=== STATED EXERCISE ===
Print all records exactly, leaving nothing out.

=== PROVIDED DATA ===
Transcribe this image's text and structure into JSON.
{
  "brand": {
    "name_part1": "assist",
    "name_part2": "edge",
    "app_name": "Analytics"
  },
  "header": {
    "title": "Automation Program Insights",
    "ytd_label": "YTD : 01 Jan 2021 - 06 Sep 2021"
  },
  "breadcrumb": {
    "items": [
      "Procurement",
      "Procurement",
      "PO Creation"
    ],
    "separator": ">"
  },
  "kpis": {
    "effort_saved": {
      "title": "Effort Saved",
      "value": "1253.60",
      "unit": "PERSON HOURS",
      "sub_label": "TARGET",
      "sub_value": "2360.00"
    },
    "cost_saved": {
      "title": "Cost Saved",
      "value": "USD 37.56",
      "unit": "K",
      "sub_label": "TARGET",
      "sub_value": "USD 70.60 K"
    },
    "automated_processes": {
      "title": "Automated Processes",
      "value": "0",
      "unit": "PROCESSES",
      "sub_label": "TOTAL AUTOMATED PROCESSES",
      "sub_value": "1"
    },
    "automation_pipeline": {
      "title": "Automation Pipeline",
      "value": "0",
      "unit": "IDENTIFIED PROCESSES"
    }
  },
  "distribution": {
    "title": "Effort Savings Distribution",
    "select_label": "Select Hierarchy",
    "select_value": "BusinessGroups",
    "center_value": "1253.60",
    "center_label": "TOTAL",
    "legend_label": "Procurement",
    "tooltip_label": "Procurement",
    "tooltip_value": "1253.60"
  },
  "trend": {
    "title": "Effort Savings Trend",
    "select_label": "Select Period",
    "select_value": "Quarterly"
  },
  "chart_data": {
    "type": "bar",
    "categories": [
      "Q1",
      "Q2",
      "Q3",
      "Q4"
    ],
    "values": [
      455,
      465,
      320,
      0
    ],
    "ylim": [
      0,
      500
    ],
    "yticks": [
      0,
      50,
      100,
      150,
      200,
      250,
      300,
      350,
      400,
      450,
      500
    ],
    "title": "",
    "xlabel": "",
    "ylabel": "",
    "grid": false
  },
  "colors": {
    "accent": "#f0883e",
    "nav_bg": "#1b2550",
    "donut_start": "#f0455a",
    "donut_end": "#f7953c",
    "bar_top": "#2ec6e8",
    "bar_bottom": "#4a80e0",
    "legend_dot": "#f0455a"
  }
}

=== SOLUTION BELOW ===
Transcribe this image's text and structure into JSON.
{
  "brand": {
    "name_part1": "assist",
    "name_part2": "edge",
    "app_name": "Analytics"
  },
  "header": {
    "title": "Automation Program Insights",
    "ytd_label": "YTD : 01 Jan 2021 - 06 Sep 2021"
  },
  "breadcrumb": {
    "items": [
      "Procurement",
      "Procurement",
      "PO Creation"
    ],
    "separator": ">"
  },
  "kpis": {
    "effort_saved": {
      "title": "Effort Saved",
      "value": "1253.60",
      "unit": "PERSON HOURS",
      "sub_label": "TARGET",
      "sub_value": "2360.00"
    },
    "cost_saved": {
      "title": "Cost Saved",
      "value": "USD 37.56",
      "unit": "K",
      "sub_label": "TARGET",
      "sub_value": "USD 70.60 K"
    },
    "automated_processes": {
      "title": "Automated Processes",
      "value": "0",
      "unit": "PROCESSES",
      "sub_label": "TOTAL AUTOMATED PROCESSES",
      "sub_value": "1"
    },
    "automation_pipeline": {
      "title": "Automation Pipeline",
      "value": "0",
      "unit": "IDENTIFIED PROCESSES"
    }
  },
  "distribution": {
    "title": "Effort Savings Distribution",
    "select_label": "Select Hierarchy",
    "select_value": "BusinessGroups",
    "center_value": "1253.60",
    "center_label": "TOTAL",
    "legend_label": "Procurement",
    "tooltip_label": "Procurement",
    "tooltip_value": "1253.60"
  },
  "trend": {
    "title": "Effort Savings Trend",
    "select_label": "Select Period",
    "select_value": "Quarterly"
  },
  "chart_data": {
    "type": "bar",
    "categories": [
      "Q1",
      "Q2",
      "Q3",
      "Q4"
    ],
    "values": [
      455,
      465,
      320,
      0
    ],
    "ylim": [
      0,
      500
    ],
    "yticks": [
      0,
      50,
      100,
      150,
      200,
      250,
      300,
      350,
      400,
      450,
      500
    ],
    "title": "",
    "xlabel": "",
    "ylabel": "",
    "grid": false
  },
  "colors": {
    "accent": "#f0883e",
    "nav_bg": "#1b2550",
    "donut_start": "#f0455a",
    "donut_end": "#f7953c",
    "bar_top": "#2ec6e8",
    "bar_bottom": "#4a80e0",
    "legend_dot": "#f0455a"
  }
}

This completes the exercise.